Stored data entries
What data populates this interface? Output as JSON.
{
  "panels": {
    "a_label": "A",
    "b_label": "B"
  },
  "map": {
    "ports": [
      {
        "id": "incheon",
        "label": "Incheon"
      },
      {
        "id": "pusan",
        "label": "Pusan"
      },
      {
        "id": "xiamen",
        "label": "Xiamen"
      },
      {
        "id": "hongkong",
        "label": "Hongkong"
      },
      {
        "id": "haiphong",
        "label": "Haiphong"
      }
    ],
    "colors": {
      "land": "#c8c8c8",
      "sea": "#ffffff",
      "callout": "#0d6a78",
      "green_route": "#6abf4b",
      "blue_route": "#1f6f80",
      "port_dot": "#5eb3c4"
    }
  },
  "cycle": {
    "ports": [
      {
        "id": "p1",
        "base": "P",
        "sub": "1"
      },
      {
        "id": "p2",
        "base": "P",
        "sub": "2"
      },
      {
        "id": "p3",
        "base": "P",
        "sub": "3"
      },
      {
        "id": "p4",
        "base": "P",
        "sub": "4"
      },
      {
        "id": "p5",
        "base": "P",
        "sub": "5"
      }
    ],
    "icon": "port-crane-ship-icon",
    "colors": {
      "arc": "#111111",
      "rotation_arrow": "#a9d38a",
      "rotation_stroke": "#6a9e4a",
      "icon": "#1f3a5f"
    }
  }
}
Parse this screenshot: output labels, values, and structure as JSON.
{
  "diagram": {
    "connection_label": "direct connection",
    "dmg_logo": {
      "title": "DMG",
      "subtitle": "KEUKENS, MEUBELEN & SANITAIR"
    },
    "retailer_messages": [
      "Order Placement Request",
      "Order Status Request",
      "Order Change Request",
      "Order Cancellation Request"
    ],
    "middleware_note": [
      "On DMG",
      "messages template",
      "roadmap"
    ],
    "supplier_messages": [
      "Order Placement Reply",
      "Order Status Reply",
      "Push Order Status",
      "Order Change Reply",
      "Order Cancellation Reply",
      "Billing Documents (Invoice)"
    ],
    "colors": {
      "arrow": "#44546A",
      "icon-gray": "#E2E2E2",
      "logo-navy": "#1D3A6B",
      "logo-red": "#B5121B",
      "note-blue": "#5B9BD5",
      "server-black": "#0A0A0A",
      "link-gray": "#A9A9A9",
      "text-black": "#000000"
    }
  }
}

## EXERCISE BRIEF
Please reproduce each record precisely as written.

## EXERCISE ANSWER
What data populates this interface? Output as JSON.
{
  "panels": {
    "a_label": "A",
    "b_label": "B"
  },
  "map": {
    "ports": [
      {
        "id": "incheon",
        "label": "Incheon"
      },
      {
        "id": "pusan",
        "label": "Pusan"
      },
      {
        "id": "xiamen",
        "label": "Xiamen"
      },
      {
        "id": "hongkong",
        "label": "Hongkong"
      },
      {
        "id": "haiphong",
        "label": "Haiphong"
      }
    ],
    "colors": {
      "land": "#c8c8c8",
      "sea": "#ffffff",
      "callout": "#0d6a78",
      "green_route": "#6abf4b",
      "blue_route": "#1f6f80",
      "port_dot": "#5eb3c4"
    }
  },
  "cycle": {
    "ports": [
      {
        "id": "p1",
        "base": "P",
        "sub": "1"
      },
      {
        "id": "p2",
        "base": "P",
        "sub": "2"
      },
      {
        "id": "p3",
        "base": "P",
        "sub": "3"
      },
      {
        "id": "p4",
        "base": "P",
        "sub": "4"
      },
      {
        "id": "p5",
        "base": "P",
        "sub": "5"
      }
    ],
    "icon": "port-crane-ship-icon",
    "colors": {
      "arc": "#111111",
      "rotation_arrow": "#a9d38a",
      "rotation_stroke": "#6a9e4a",
      "icon": "#1f3a5f"
    }
  }
}
Parse this screenshot: output labels, values, and structure as JSON.
{
  "diagram": {
    "connection_label": "direct connection",
    "dmg_logo": {
      "title": "DMG",
      "subtitle": "KEUKENS, MEUBELEN & SANITAIR"
    },
    "retailer_messages": [
      "Order Placement Request",
      "Order Status Request",
      "Order Change Request",
      "Order Cancellation Request"
    ],
    "middleware_note": [
      "On DMG",
      "messages template",
      "roadmap"
    ],
    "supplier_messages": [
      "Order Placement Reply",
      "Order Status Reply",
      "Push Order Status",
      "Order Change Reply",
      "Order Cancellation Reply",
      "Billing Documents (Invoice)"
    ],
    "colors": {
      "arrow": "#44546A",
      "icon-gray": "#E2E2E2",
      "logo-navy": "#1D3A6B",
      "logo-red": "#B5121B",
      "note-blue": "#5B9BD5",
      "server-black": "#0A0A0A",
      "link-gray": "#A9A9A9",
      "text-black": "#000000"
    }
  }
}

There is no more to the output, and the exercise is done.